* **EXERCISE**
Looking at the listing, state how many of its lines contain the string "생명보험사". Write only the number.
== == ==
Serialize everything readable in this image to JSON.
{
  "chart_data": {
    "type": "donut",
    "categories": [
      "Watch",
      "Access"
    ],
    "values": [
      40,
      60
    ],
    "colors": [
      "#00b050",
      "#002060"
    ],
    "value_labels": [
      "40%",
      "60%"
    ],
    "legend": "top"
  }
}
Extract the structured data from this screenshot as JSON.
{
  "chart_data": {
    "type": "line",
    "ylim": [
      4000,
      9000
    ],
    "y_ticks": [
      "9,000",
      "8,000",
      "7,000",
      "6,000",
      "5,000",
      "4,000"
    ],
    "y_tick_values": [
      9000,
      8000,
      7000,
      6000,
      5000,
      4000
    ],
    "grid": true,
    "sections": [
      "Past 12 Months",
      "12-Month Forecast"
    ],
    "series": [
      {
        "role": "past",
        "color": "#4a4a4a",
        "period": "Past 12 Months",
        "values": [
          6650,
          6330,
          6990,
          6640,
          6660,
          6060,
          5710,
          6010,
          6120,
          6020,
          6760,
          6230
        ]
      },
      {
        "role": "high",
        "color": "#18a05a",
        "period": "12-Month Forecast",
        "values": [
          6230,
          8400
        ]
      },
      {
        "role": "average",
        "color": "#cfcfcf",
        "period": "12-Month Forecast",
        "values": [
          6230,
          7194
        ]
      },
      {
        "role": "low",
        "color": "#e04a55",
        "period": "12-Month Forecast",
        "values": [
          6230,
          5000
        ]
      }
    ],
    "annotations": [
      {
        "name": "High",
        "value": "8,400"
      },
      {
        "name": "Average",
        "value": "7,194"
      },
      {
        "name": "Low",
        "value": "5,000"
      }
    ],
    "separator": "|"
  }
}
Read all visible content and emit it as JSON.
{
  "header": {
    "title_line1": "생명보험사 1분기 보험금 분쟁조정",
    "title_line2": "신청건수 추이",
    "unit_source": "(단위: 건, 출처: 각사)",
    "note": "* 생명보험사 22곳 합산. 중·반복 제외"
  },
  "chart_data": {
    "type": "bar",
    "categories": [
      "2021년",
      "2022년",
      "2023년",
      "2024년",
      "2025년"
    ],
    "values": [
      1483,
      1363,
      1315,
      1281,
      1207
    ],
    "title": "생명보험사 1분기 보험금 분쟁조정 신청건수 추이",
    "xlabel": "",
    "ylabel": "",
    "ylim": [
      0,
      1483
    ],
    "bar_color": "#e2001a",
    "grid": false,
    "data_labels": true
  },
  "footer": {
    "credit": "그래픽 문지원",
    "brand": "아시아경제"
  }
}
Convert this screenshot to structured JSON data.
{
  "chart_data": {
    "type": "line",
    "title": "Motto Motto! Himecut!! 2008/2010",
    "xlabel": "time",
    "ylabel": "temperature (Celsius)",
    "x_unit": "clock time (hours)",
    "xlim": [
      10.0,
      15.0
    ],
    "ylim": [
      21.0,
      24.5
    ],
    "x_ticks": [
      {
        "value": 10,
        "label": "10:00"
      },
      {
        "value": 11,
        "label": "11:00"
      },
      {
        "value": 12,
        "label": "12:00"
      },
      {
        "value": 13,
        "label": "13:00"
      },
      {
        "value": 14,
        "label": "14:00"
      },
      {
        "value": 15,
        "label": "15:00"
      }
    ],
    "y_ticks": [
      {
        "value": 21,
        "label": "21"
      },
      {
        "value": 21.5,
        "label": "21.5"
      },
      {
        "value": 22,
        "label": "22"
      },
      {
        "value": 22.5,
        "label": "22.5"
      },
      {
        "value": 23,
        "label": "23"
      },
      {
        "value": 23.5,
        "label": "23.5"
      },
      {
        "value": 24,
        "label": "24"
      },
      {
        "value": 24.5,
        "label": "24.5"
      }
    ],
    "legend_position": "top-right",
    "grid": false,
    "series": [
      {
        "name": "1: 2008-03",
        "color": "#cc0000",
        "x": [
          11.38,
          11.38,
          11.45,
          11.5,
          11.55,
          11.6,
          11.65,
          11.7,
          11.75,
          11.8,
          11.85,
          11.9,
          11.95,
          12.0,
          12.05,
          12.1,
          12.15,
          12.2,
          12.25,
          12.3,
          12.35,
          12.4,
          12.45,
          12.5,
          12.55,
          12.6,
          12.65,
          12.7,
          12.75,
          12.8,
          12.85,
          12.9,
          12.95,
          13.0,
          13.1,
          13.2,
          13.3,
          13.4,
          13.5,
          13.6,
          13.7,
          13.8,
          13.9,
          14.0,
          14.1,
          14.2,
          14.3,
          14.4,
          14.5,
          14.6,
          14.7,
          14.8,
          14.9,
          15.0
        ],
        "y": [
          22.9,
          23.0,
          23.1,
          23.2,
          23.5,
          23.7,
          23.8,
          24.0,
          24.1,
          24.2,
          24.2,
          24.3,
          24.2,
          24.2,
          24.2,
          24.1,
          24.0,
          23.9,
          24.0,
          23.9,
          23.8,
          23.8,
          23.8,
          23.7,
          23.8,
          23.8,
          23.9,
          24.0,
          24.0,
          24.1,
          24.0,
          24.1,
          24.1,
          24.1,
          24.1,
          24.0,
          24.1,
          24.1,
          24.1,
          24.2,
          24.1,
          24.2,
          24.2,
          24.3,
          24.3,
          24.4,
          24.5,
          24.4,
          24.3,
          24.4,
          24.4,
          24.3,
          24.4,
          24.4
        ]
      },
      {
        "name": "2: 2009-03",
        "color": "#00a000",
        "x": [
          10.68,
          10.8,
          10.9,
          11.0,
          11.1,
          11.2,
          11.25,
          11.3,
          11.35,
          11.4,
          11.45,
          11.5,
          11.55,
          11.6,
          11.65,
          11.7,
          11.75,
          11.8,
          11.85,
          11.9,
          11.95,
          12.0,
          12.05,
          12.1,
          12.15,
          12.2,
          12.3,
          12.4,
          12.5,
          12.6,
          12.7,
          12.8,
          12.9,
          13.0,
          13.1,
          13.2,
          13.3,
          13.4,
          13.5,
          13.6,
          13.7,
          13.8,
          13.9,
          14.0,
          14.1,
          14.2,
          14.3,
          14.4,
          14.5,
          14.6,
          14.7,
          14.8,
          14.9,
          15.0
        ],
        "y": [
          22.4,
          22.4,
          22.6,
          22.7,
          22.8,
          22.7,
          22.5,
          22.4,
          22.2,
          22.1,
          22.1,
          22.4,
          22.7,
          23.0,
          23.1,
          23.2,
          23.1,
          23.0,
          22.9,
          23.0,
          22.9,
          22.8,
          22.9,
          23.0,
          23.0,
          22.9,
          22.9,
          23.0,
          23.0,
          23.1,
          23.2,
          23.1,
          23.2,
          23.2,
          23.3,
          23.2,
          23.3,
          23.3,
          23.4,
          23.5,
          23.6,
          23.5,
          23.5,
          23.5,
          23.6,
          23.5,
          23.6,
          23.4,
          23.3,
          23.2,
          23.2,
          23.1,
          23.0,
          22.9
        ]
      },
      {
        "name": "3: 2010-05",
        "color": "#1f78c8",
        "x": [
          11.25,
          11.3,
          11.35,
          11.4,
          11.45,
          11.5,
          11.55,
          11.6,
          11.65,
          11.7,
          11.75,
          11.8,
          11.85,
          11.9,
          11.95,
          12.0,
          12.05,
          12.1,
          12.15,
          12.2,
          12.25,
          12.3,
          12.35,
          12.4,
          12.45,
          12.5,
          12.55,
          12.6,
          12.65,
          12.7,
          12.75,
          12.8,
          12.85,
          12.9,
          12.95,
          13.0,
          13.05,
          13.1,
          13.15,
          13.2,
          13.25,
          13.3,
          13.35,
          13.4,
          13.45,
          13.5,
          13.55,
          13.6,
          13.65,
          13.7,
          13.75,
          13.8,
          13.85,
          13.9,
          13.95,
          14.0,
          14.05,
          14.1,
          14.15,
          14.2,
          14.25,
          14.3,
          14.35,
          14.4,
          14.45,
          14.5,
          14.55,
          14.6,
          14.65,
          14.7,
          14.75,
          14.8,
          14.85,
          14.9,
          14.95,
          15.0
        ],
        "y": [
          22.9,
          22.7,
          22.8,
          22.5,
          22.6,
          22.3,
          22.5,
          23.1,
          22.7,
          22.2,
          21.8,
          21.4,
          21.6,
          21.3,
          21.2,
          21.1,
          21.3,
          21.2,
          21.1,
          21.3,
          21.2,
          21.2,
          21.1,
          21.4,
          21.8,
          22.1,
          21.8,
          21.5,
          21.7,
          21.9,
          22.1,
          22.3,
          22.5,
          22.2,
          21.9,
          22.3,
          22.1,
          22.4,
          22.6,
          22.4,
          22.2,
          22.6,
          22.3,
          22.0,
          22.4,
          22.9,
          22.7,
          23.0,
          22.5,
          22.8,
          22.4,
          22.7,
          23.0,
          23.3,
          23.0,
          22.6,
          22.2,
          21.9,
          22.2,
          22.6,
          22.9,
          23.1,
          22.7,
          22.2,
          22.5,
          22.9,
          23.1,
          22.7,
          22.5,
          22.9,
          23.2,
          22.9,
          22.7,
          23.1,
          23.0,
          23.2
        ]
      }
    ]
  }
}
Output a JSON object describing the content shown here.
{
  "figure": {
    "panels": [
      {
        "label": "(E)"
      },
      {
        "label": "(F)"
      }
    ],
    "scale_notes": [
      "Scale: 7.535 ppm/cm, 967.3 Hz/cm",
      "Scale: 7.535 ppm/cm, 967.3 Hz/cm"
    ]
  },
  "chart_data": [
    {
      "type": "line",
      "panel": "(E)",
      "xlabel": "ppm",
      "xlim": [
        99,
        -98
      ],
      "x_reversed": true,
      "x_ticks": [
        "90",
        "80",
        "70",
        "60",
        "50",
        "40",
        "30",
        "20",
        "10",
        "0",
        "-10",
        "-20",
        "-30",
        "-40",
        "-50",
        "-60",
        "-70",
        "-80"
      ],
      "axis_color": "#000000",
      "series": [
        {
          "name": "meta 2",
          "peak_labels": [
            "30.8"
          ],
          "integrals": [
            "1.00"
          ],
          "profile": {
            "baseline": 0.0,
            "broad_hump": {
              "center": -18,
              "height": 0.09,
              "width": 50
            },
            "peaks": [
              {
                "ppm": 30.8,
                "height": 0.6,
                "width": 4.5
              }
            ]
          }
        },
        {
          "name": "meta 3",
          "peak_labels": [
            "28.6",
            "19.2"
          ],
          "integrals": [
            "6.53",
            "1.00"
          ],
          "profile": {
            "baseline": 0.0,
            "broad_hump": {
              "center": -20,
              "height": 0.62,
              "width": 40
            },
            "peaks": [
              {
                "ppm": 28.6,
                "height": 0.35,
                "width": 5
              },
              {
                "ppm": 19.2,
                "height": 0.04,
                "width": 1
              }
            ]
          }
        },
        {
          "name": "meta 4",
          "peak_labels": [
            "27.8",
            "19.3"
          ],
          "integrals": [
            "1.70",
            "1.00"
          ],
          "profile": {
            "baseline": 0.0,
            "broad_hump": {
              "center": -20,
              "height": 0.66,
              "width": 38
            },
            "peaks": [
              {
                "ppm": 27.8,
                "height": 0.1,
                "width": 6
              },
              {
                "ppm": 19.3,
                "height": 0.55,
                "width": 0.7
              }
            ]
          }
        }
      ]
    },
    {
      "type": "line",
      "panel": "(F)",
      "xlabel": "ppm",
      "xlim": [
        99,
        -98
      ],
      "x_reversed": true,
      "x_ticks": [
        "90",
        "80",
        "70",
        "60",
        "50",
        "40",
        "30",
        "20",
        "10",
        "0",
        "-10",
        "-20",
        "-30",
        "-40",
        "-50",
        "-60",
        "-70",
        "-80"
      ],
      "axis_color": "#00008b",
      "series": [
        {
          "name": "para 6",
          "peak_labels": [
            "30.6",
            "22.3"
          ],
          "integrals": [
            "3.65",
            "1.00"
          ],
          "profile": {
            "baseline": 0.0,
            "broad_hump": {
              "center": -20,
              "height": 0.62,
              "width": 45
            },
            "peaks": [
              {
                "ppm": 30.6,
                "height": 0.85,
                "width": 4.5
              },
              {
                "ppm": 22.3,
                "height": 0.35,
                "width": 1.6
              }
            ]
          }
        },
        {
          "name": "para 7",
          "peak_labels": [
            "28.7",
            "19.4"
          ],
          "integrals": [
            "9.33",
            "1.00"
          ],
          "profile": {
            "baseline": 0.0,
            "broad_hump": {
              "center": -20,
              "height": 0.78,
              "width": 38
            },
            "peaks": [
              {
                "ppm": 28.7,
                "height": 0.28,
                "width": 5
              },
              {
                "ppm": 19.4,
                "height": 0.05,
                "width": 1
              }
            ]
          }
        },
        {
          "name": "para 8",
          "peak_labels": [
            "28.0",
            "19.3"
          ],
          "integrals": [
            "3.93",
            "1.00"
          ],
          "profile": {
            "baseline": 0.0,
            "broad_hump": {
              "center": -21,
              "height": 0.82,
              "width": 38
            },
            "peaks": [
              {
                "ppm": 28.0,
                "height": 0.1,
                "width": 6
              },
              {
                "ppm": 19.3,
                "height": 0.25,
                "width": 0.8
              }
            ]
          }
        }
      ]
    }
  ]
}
== == ==
* **WRITTEN ANSWER**
3